[Alıntılanan Metin]

★ ★ ★ ★ ★ ★ ★

KARARLAR

AYM'nin 2024/159 esas - 2024/152 karar sayılı kararı

Anayasa Mahkemesi'nin 5/9/2024 tarihli, 2024/159 esas - 2024/152 karar sayılı kararı

Abone Ol

ANAYASA MAHKEMESİ KARARI

 

Esas Sayısı : 2024/159

Karar Sayısı : 2024/152

Karar Tarihi : 5/9/2024

R.G. Tarih - Sayı : Tebliğ edildi.

 

İTİRAZ YOLUNA BAŞVURAN: Çorum 3. Asliye Ceza Mahkemesi

İTİRAZIN KONUSU: A. 25/6/2019 tarihli ve 7179 sayılı Askeralma Kanunu’nun;

1. 24. maddesinin (1) numaralı fıkrasının;

a. (b) bendinin,

b. Bentlerini bağlayan hükmünün birinci, ikinci ve dördüncü cümlelerinin,

2. 27. maddesinin (1) numaralı fıkrasının,

B. 22/5/1930 tarihli ve 1632 sayılı Askeri Ceza Kanunu’nun 63. maddesinin 31/3/2011 tarihli ve 6217 sayılı Kanun’un 4. maddesiyle değiştirilen (1) numaralı fıkrasının;

1. “...haklarında verilen idarî para cezası kesinleştikten sonra söz konusu Kanunun 23 üncü maddesinde belirtilen mazeretlerden birisi bulunmaksızın,” bölümünün,

2. (b) bendinin,

3. Bentlerini bağlayan hükmünün,

Anayasa’nın 2., 5., 10., 11., 17., 19., 36. ve 38. maddelerine aykırılığı ileri sürülerek iptallerine ve yürürlüklerinin durdurulmasına karar verilmesi talebidir.

★ ★ ★ ★ ★ ★ ★

[Sağlanan Satırlar]

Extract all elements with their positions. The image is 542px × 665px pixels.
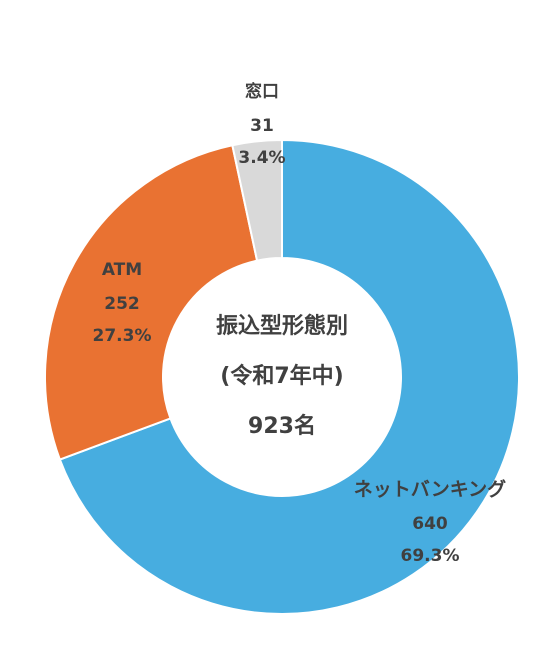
- center-title: 振込型形態別: [216, 313, 348, 339]
- percent-label: 69.3%: [401, 546, 460, 566]
- value-label: 31: [250, 116, 274, 136]
- percent-label: 27.3%: [93, 326, 152, 346]
- category-label: 窓口: [245, 81, 279, 102]
- value-label: 252: [104, 294, 140, 314]
- category-label: ネットバンキング: [354, 478, 506, 501]
- donut-slice: [44, 144, 259, 461]
- value-label: 640: [412, 514, 448, 534]
- percent-label: 3.4%: [238, 148, 285, 168]
- donut-slice: [58, 138, 520, 615]
- donut-slice: [231, 138, 283, 262]
- category-label: ATM: [102, 260, 142, 280]
- center-total: 923名: [248, 413, 316, 439]
- center-subtitle: (令和7年中): [220, 363, 343, 389]
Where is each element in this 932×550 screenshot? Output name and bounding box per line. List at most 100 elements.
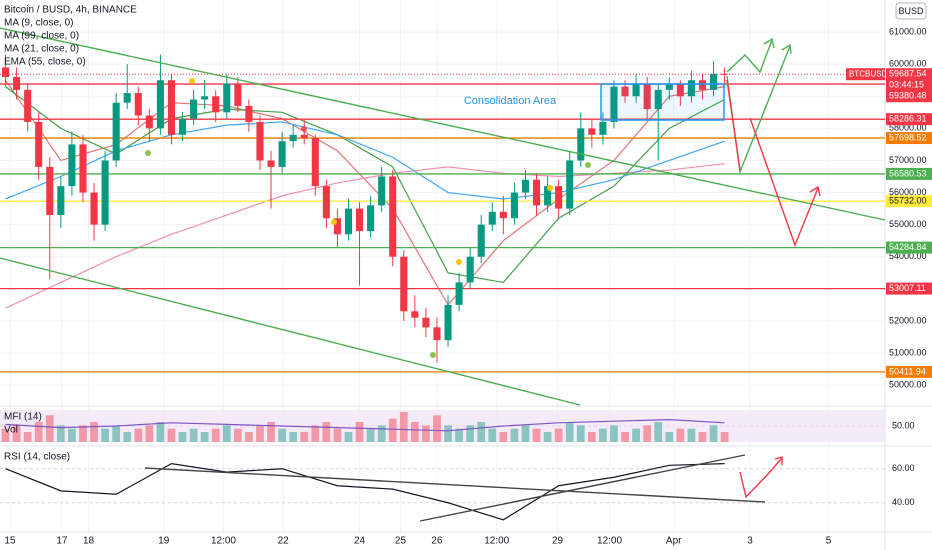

★ ★ ★ ★ ★ ★ ★

[İstenenler]
(a) Anayasa Mahkemesi kararına göre itiraz edilen hükümlerin iptali ve yürürlüklerinin durdurulması hangi gerekçeyle isteniyor, bir ila üç cümleyle açıklayın.
(b) Anayasa Mahkemesi kararında itiraz yoluna başvuran mahkeme hangisidir?
(c) Anayasa Mahkemesi kararını son cümlesinden itibaren sürdürün.
Bu iş için satırlara ihtiyaç yoktur.

[Yanıtlar]
(a) İptal ve yürürlüğün durdurulması talebi, itiraz edilen hükümlerin Anayasa'nın 2., 5., 10., 11., 17., 19., 36. ve 38. maddelerine aykırı olduğu ileri sürülerek yapılmaktadır.

(b) Çorum 3. Asliye Ceza Mahkemesi.

(c)
OLAY: Bakaya kalmak suçundan açılan ceza davasında itiraz konusu kuralların Anayasa’ya aykırı olduğu kanısına varan Mahkeme, iptalleri için başvurmuştur.

I. İPTALİ İSTENEN KANUN HÜKÜMLERİ

A. 7179 sayılı Kanun’un itiraz konusu kuralların da yer aldığı;

1. 24. maddesinin (1) numaralı fıkrası şöyledir:

“(1) Barışta, kabul edilebilir bir özrü olmaksızın;

a) Yoklama kaçakları ve saklılar için, yoklama kaçağı kaldıkları tarihten,

b) Bakayalar için, bakaya kaldıkları tarihten,

c) Geç iltihak bakayaları için, kendilerine tanınan yol süresinin bitiminden,

ç) Yedeklerden çağrılanlar için, birlikte işleme tabi olanların en son gönderilme tarihinden,

itibaren kaçak kaldıkları gün süresi kadar idari para cezası ile cezalandırılır. Bunlardan kendiliğinden gelenler her gün karşılığı 5 Türk lirası, yakalananlar ise her gün karşılığı 10 Türk lirası idari para cezası ile cezalandırılır. Bu fıkra kapsamında belirlenen idari para cezalarının yeniden değerlendirmesinde 30/3/2005 tarihli ve 5326 sayılı Kabahatler Kanununun 17 nci maddesinin yedinci fıkrası, bir Türk lirasının küsuru dikkate alınarak uygulanır. İdari para cezaları tebliğinden itibaren bir ay içinde ödenir.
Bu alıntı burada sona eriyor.